#### [Requirements]
Can you transcribe every line exactly and leave the pictures behind?

-- start of Source records --

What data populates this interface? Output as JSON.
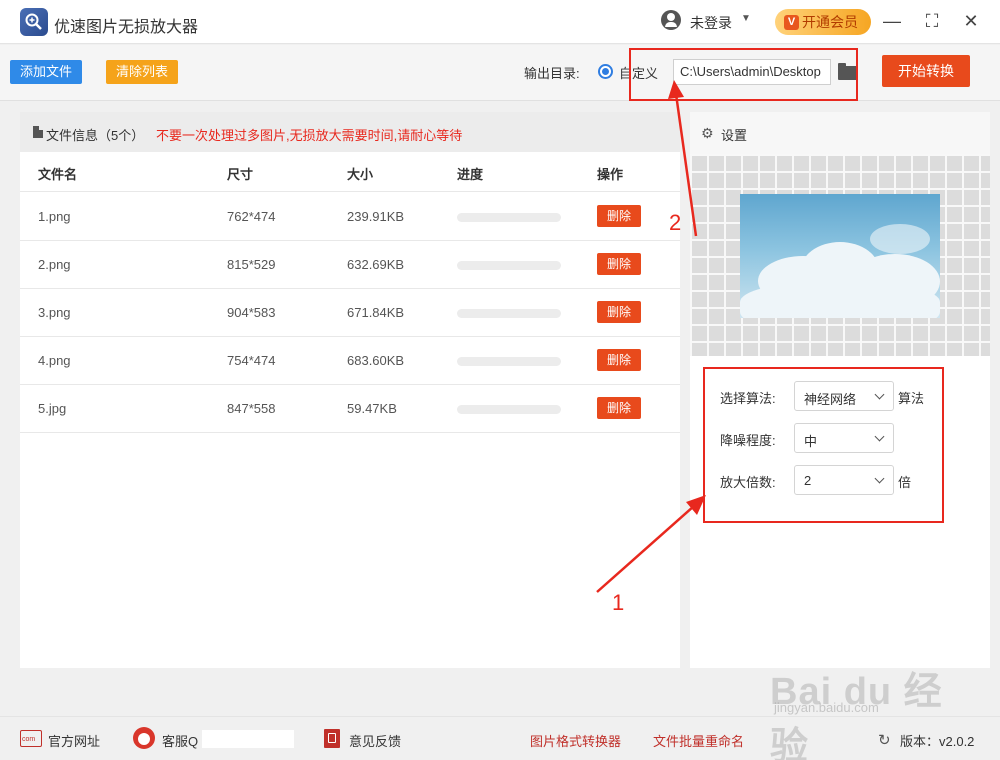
{
  "titlebar": {
    "app_title": "优速图片无损放大器",
    "login_label": "未登录",
    "vip_badge": "V",
    "vip_label": "开通会员",
    "minimize": "—",
    "maximize": "⛶",
    "close": "✕"
  },
  "toolbar": {
    "add_file_label": "添加文件",
    "clear_list_label": "清除列表",
    "output_dir_label": "输出目录:",
    "custom_option_label": "自定义",
    "output_path_value": "C:\\Users\\admin\\Desktop",
    "start_label": "开始转换"
  },
  "file_panel": {
    "info_label": "文件信息（5个）",
    "warning_text": "不要一次处理过多图片,无损放大需要时间,请耐心等待",
    "columns": {
      "name": "文件名",
      "size": "尺寸",
      "filesize": "大小",
      "progress": "进度",
      "action": "操作"
    },
    "rows": [
      {
        "name": "1.png",
        "size": "762*474",
        "filesize": "239.91KB",
        "progress": 0,
        "action": "删除"
      },
      {
        "name": "2.png",
        "size": "815*529",
        "filesize": "632.69KB",
        "progress": 0,
        "action": "删除"
      },
      {
        "name": "3.png",
        "size": "904*583",
        "filesize": "671.84KB",
        "progress": 0,
        "action": "删除"
      },
      {
        "name": "4.png",
        "size": "754*474",
        "filesize": "683.60KB",
        "progress": 0,
        "action": "删除"
      },
      {
        "name": "5.jpg",
        "size": "847*558",
        "filesize": "59.47KB",
        "progress": 0,
        "action": "删除"
      }
    ]
  },
  "settings": {
    "title": "设置",
    "algorithm_label": "选择算法:",
    "algorithm_value": "神经网络",
    "algorithm_suffix": "算法",
    "denoise_label": "降噪程度:",
    "denoise_value": "中",
    "scale_label": "放大倍数:",
    "scale_value": "2",
    "scale_suffix": "倍"
  },
  "annotations": {
    "marker_1": "1",
    "marker_2": "2",
    "color": "#e8281e"
  },
  "footer": {
    "website_label": "官方网址",
    "website_icon_text": "com",
    "service_label": "客服Q",
    "feedback_label": "意见反馈",
    "converter_label": "图片格式转换器",
    "rename_label": "文件批量重命名",
    "version_label": "版本：v2.0.2"
  },
  "watermark": {
    "brand": "Bai du 经验",
    "url": "jingyan.baidu.com"
  },
  "colors": {
    "primary_blue": "#2f8ae8",
    "orange": "#f5a31a",
    "start_red": "#e84a1c",
    "warning_red": "#e8281e"
  }
}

-- end of Source records --

#### [Task output]
What data populates this interface? Output as JSON.
{
  "titlebar": {
    "app_title": "优速图片无损放大器",
    "login_label": "未登录",
    "vip_badge": "V",
    "vip_label": "开通会员",
    "minimize": "—",
    "maximize": "⛶",
    "close": "✕"
  },
  "toolbar": {
    "add_file_label": "添加文件",
    "clear_list_label": "清除列表",
    "output_dir_label": "输出目录:",
    "custom_option_label": "自定义",
    "output_path_value": "C:\\Users\\admin\\Desktop",
    "start_label": "开始转换"
  },
  "file_panel": {
    "info_label": "文件信息（5个）",
    "warning_text": "不要一次处理过多图片,无损放大需要时间,请耐心等待",
    "columns": {
      "name": "文件名",
      "size": "尺寸",
      "filesize": "大小",
      "progress": "进度",
      "action": "操作"
    },
    "rows": [
      {
        "name": "1.png",
        "size": "762*474",
        "filesize": "239.91KB",
        "progress": 0,
        "action": "删除"
      },
      {
        "name": "2.png",
        "size": "815*529",
        "filesize": "632.69KB",
        "progress": 0,
        "action": "删除"
      },
      {
        "name": "3.png",
        "size": "904*583",
        "filesize": "671.84KB",
        "progress": 0,
        "action": "删除"
      },
      {
        "name": "4.png",
        "size": "754*474",
        "filesize": "683.60KB",
        "progress": 0,
        "action": "删除"
      },
      {
        "name": "5.jpg",
        "size": "847*558",
        "filesize": "59.47KB",
        "progress": 0,
        "action": "删除"
      }
    ]
  },
  "settings": {
    "title": "设置",
    "algorithm_label": "选择算法:",
    "algorithm_value": "神经网络",
    "algorithm_suffix": "算法",
    "denoise_label": "降噪程度:",
    "denoise_value": "中",
    "scale_label": "放大倍数:",
    "scale_value": "2",
    "scale_suffix": "倍"
  },
  "annotations": {
    "marker_1": "1",
    "marker_2": "2",
    "color": "#e8281e"
  },
  "footer": {
    "website_label": "官方网址",
    "website_icon_text": "com",
    "service_label": "客服Q",
    "feedback_label": "意见反馈",
    "converter_label": "图片格式转换器",
    "rename_label": "文件批量重命名",
    "version_label": "版本：v2.0.2"
  },
  "watermark": {
    "brand": "Bai du 经验",
    "url": "jingyan.baidu.com"
  },
  "colors": {
    "primary_blue": "#2f8ae8",
    "orange": "#f5a31a",
    "start_red": "#e84a1c",
    "warning_red": "#e8281e"
  }
}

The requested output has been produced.